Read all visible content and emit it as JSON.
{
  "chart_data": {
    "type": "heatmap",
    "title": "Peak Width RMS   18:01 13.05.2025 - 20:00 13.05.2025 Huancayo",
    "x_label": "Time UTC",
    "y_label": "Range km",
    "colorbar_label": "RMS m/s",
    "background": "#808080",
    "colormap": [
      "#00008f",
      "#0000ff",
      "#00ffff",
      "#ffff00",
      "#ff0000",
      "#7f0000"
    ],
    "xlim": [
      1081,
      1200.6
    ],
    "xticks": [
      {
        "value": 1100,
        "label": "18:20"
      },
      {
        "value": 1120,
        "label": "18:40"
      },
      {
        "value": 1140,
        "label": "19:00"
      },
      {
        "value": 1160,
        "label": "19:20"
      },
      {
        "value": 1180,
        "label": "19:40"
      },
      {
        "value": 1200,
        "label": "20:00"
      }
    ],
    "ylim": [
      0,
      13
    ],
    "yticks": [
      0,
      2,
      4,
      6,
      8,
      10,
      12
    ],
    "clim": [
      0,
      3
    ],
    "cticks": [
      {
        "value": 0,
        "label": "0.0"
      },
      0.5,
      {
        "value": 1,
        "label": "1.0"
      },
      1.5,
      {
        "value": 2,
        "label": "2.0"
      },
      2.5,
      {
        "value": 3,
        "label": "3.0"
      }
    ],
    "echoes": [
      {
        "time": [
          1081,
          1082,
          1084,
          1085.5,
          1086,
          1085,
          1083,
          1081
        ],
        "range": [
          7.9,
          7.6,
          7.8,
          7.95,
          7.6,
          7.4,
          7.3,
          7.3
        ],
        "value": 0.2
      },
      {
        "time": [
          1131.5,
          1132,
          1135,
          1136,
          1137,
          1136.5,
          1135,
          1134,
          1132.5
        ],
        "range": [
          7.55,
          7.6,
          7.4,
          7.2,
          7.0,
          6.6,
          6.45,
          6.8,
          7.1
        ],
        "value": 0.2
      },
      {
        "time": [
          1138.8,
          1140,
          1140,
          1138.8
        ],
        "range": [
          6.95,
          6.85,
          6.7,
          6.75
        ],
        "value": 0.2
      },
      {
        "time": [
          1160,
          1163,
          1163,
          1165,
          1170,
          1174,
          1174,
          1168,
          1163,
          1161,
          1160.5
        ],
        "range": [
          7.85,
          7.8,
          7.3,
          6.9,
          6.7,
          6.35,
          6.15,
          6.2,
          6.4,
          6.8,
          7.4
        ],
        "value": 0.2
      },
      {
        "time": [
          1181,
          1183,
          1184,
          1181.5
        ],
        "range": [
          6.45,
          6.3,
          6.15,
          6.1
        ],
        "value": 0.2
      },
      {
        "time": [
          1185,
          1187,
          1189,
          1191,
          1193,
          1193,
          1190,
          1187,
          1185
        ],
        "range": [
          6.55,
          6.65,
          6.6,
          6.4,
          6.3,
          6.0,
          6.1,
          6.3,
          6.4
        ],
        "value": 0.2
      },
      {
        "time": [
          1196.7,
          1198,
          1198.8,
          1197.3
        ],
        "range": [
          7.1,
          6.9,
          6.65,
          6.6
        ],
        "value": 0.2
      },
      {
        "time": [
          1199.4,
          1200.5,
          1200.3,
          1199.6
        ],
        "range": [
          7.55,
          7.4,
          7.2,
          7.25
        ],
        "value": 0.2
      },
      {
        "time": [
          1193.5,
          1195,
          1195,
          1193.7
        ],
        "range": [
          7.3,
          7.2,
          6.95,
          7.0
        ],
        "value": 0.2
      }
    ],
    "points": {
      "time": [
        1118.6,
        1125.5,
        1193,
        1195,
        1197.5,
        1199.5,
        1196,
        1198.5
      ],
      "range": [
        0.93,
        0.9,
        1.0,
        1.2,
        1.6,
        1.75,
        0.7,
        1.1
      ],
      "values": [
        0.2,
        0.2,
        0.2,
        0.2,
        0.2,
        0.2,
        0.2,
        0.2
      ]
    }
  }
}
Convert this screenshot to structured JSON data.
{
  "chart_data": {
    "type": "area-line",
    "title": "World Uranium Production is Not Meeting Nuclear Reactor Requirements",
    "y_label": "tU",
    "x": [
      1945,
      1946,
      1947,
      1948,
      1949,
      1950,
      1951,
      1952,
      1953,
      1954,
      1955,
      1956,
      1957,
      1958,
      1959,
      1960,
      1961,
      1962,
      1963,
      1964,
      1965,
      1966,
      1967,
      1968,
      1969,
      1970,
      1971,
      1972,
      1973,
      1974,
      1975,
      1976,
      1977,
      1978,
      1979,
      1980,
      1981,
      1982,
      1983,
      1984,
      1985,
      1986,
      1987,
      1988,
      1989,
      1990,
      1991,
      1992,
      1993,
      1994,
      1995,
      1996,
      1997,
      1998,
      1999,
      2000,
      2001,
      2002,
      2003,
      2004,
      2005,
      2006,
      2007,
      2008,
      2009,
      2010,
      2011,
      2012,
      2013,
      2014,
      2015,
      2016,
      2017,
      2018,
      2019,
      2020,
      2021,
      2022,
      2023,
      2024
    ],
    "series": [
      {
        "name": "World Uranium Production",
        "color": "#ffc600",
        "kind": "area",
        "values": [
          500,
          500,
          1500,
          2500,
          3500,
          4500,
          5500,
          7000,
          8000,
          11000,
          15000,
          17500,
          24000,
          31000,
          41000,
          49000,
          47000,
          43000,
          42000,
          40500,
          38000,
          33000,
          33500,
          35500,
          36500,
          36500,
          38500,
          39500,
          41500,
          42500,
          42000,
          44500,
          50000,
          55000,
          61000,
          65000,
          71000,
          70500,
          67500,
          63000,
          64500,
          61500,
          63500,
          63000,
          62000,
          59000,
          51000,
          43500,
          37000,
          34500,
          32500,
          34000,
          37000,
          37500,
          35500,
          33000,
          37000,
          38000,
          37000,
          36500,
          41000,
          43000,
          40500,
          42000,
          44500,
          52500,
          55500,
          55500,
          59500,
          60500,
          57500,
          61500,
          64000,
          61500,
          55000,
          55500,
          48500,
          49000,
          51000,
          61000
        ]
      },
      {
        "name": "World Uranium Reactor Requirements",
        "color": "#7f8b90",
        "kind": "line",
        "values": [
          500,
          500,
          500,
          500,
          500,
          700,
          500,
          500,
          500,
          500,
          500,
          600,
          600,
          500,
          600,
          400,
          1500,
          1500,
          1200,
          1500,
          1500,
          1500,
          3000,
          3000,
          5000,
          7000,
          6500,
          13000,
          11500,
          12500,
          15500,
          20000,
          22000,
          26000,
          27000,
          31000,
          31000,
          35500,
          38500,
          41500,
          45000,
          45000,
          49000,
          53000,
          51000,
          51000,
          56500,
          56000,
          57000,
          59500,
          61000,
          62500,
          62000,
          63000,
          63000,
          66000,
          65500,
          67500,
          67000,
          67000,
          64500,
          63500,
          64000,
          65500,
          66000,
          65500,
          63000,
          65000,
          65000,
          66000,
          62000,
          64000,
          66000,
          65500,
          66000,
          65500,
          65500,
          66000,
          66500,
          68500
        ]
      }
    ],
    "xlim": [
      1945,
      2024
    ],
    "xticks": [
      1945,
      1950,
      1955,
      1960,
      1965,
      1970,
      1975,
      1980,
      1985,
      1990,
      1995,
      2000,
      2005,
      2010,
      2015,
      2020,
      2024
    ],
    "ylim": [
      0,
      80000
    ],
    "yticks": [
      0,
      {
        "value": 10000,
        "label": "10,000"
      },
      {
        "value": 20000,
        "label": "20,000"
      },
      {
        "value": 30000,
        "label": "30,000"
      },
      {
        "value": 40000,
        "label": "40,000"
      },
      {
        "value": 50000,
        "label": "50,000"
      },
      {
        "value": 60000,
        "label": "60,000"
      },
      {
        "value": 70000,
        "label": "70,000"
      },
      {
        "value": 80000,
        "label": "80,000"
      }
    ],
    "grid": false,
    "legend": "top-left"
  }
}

+ + + + + + +

Go through the material and copy out every line with "Reactor" in it.

Written answer →
    "title": "World Uranium Production is Not Meeting Nuclear Reactor Requirements",
        "name": "World Uranium Reactor Requirements",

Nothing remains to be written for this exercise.